╔══

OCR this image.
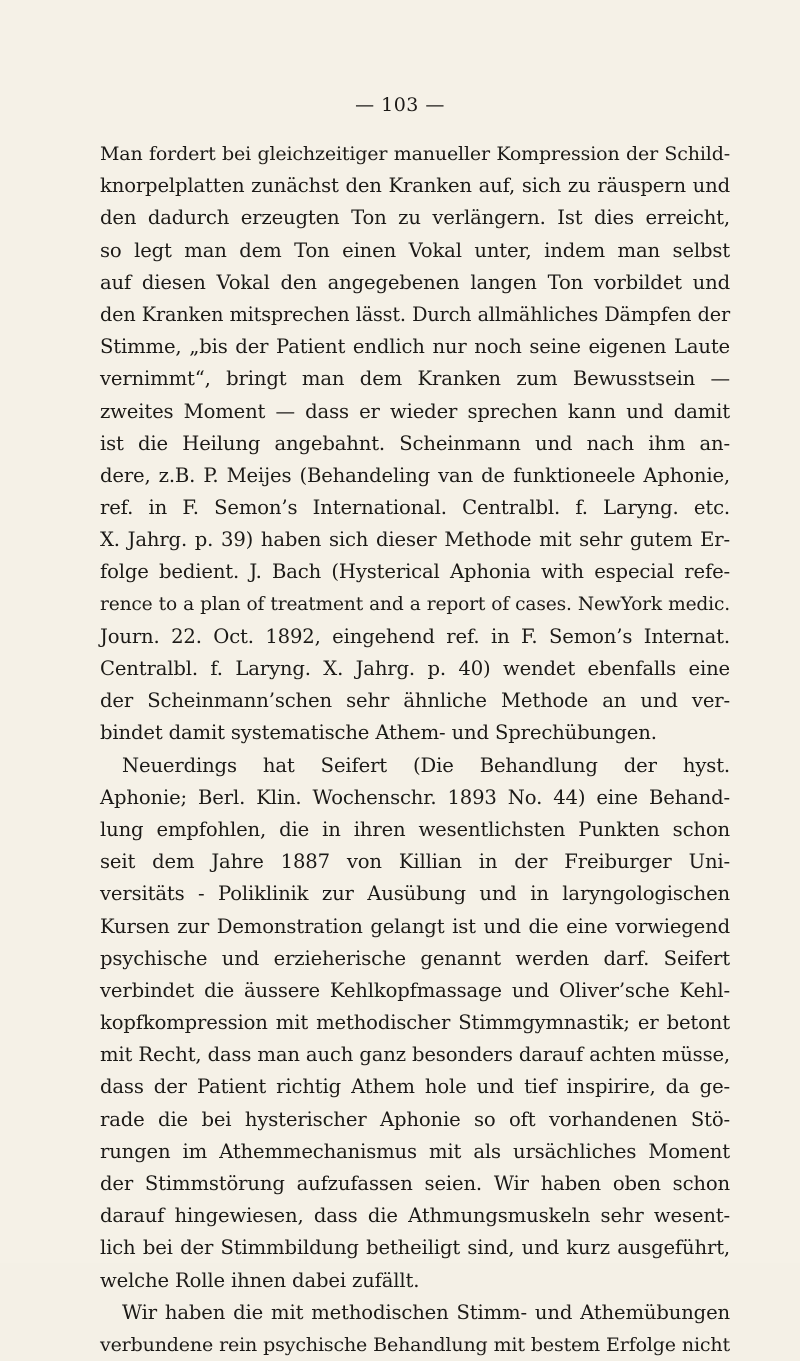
— 103 —
Man fordert bei gleichzeitiger manueller Kompression der Schild-
knorpelplatten zunächst den Kranken auf, sich zu räuspern und
den dadurch erzeugten Ton zu verlängern. Ist dies erreicht,
so legt man dem Ton einen Vokal unter, indem man selbst
auf diesen Vokal den angegebenen langen Ton vorbildet und
den Kranken mitsprechen lässt. Durch allmähliches Dämpfen der
Stimme, „bis der Patient endlich nur noch seine eigenen Laute
vernimmt“, bringt man dem Kranken zum Bewusstsein —
zweites Moment — dass er wieder sprechen kann und damit
ist die Heilung angebahnt. Scheinmann und nach ihm an-
dere, z.B. P. Meijes (Behandeling van de funktioneele Aphonie,
ref. in F. Semon’s International. Centralbl. f. Laryng. etc.
X. Jahrg. p. 39) haben sich dieser Methode mit sehr gutem Er-
folge bedient. J. Bach (Hysterical Aphonia with especial refe-
rence to a plan of treatment and a report of cases. NewYork medic.
Journ. 22. Oct. 1892, eingehend ref. in F. Semon’s Internat.
Centralbl. f. Laryng. X. Jahrg. p. 40) wendet ebenfalls eine
der Scheinmann’schen sehr ähnliche Methode an und ver-
bindet damit systematische Athem- und Sprechübungen.
Neuerdings hat Seifert (Die Behandlung der hyst.
Aphonie; Berl. Klin. Wochenschr. 1893 No. 44) eine Behand-
lung empfohlen, die in ihren wesentlichsten Punkten schon
seit dem Jahre 1887 von Killian in der Freiburger Uni-
versitäts - Poliklinik zur Ausübung und in laryngologischen
Kursen zur Demonstration gelangt ist und die eine vorwiegend
psychische und erzieherische genannt werden darf. Seifert
verbindet die äussere Kehlkopfmassage und Oliver’sche Kehl-
kopfkompression mit methodischer Stimmgymnastik; er betont
mit Recht, dass man auch ganz besonders darauf achten müsse,
dass der Patient richtig Athem hole und tief inspirire, da ge-
rade die bei hysterischer Aphonie so oft vorhandenen Stö-
rungen im Athemmechanismus mit als ursächliches Moment
der Stimmstörung aufzufassen seien. Wir haben oben schon
darauf hingewiesen, dass die Athmungsmuskeln sehr wesent-
lich bei der Stimmbildung betheiligt sind, und kurz ausgeführt,
welche Rolle ihnen dabei zufällt.
Wir haben die mit methodischen Stimm- und Athemübungen
verbundene rein psychische Behandlung mit bestem Erfolge nicht
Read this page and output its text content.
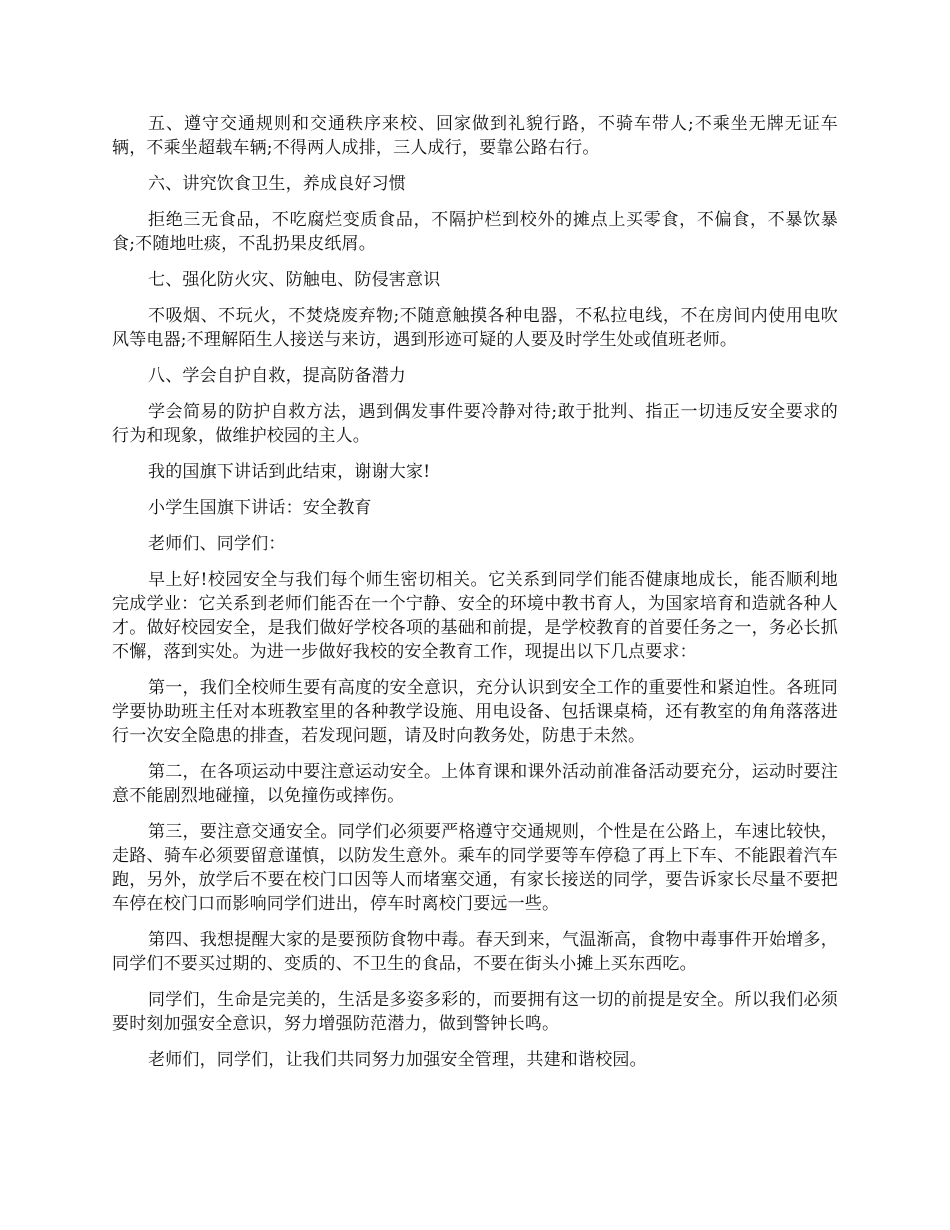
五、遵守交通规则和交通秩序来校、回家做到礼貌行路，不骑车带人;不乘坐无牌无证车辆，不乘坐超载车辆;不得两人成排，三人成行，要靠公路右行。

六、讲究饮食卫生，养成良好习惯

拒绝三无食品，不吃腐烂变质食品，不隔护栏到校外的摊点上买零食，不偏食，不暴饮暴食;不随地吐痰，不乱扔果皮纸屑。

七、强化防火灾、防触电、防侵害意识

不吸烟、不玩火，不焚烧废弃物;不随意触摸各种电器，不私拉电线，不在房间内使用电吹风等电器;不理解陌生人接送与来访，遇到形迹可疑的人要及时学生处或值班老师。

八、学会自护自救，提高防备潜力

学会简易的防护自救方法，遇到偶发事件要冷静对待;敢于批判、指正一切违反安全要求的行为和现象，做维护校园的主人。

我的国旗下讲话到此结束，谢谢大家!

小学生国旗下讲话：安全教育

老师们、同学们：

早上好!校园安全与我们每个师生密切相关。它关系到同学们能否健康地成长，能否顺利地完成学业：它关系到老师们能否在一个宁静、安全的环境中教书育人，为国家培育和造就各种人才。做好校园安全，是我们做好学校各项的基础和前提，是学校教育的首要任务之一，务必长抓不懈，落到实处。为进一步做好我校的安全教育工作，现提出以下几点要求：

第一，我们全校师生要有高度的安全意识，充分认识到安全工作的重要性和紧迫性。各班同学要协助班主任对本班教室里的各种教学设施、用电设备、包括课桌椅，还有教室的角角落落进行一次安全隐患的排查，若发现问题，请及时向教务处，防患于未然。

第二，在各项运动中要注意运动安全。上体育课和课外活动前准备活动要充分，运动时要注意不能剧烈地碰撞，以免撞伤或摔伤。

第三，要注意交通安全。同学们必须要严格遵守交通规则，个性是在公路上，车速比较快，走路、骑车必须要留意谨慎，以防发生意外。乘车的同学要等车停稳了再上下车、不能跟着汽车跑，另外，放学后不要在校门口因等人而堵塞交通，有家长接送的同学，要告诉家长尽量不要把车停在校门口而影响同学们进出，停车时离校门要远一些。

第四、我想提醒大家的是要预防食物中毒。春天到来，气温渐高，食物中毒事件开始增多，同学们不要买过期的、变质的、不卫生的食品，不要在街头小摊上买东西吃。

同学们，生命是完美的，生活是多姿多彩的，而要拥有这一切的前提是安全。所以我们必须要时刻加强安全意识，努力增强防范潜力，做到警钟长鸣。

老师们，同学们，让我们共同努力加强安全管理，共建和谐校园。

╚══

[EXERCISE] Reproduce nothing but the lines that run from the line containing "Read this page and output its text content." through the last line of the records, inclusive. Omit the pictures.

[COMPLETE OUTPUT]
Read this page and output its text content.
五、遵守交通规则和交通秩序来校、回家做到礼貌行路，不骑车带人;不乘坐无牌无证车辆，不乘坐超载车辆;不得两人成排，三人成行，要靠公路右行。

六、讲究饮食卫生，养成良好习惯

拒绝三无食品，不吃腐烂变质食品，不隔护栏到校外的摊点上买零食，不偏食，不暴饮暴食;不随地吐痰，不乱扔果皮纸屑。

七、强化防火灾、防触电、防侵害意识

不吸烟、不玩火，不焚烧废弃物;不随意触摸各种电器，不私拉电线，不在房间内使用电吹风等电器;不理解陌生人接送与来访，遇到形迹可疑的人要及时学生处或值班老师。

八、学会自护自救，提高防备潜力

学会简易的防护自救方法，遇到偶发事件要冷静对待;敢于批判、指正一切违反安全要求的行为和现象，做维护校园的主人。

我的国旗下讲话到此结束，谢谢大家!

小学生国旗下讲话：安全教育

老师们、同学们：

早上好!校园安全与我们每个师生密切相关。它关系到同学们能否健康地成长，能否顺利地完成学业：它关系到老师们能否在一个宁静、安全的环境中教书育人，为国家培育和造就各种人才。做好校园安全，是我们做好学校各项的基础和前提，是学校教育的首要任务之一，务必长抓不懈，落到实处。为进一步做好我校的安全教育工作，现提出以下几点要求：

第一，我们全校师生要有高度的安全意识，充分认识到安全工作的重要性和紧迫性。各班同学要协助班主任对本班教室里的各种教学设施、用电设备、包括课桌椅，还有教室的角角落落进行一次安全隐患的排查，若发现问题，请及时向教务处，防患于未然。

第二，在各项运动中要注意运动安全。上体育课和课外活动前准备活动要充分，运动时要注意不能剧烈地碰撞，以免撞伤或摔伤。

第三，要注意交通安全。同学们必须要严格遵守交通规则，个性是在公路上，车速比较快，走路、骑车必须要留意谨慎，以防发生意外。乘车的同学要等车停稳了再上下车、不能跟着汽车跑，另外，放学后不要在校门口因等人而堵塞交通，有家长接送的同学，要告诉家长尽量不要把车停在校门口而影响同学们进出，停车时离校门要远一些。

第四、我想提醒大家的是要预防食物中毒。春天到来，气温渐高，食物中毒事件开始增多，同学们不要买过期的、变质的、不卫生的食品，不要在街头小摊上买东西吃。

同学们，生命是完美的，生活是多姿多彩的，而要拥有这一切的前提是安全。所以我们必须要时刻加强安全意识，努力增强防范潜力，做到警钟长鸣。

老师们，同学们，让我们共同努力加强安全管理，共建和谐校园。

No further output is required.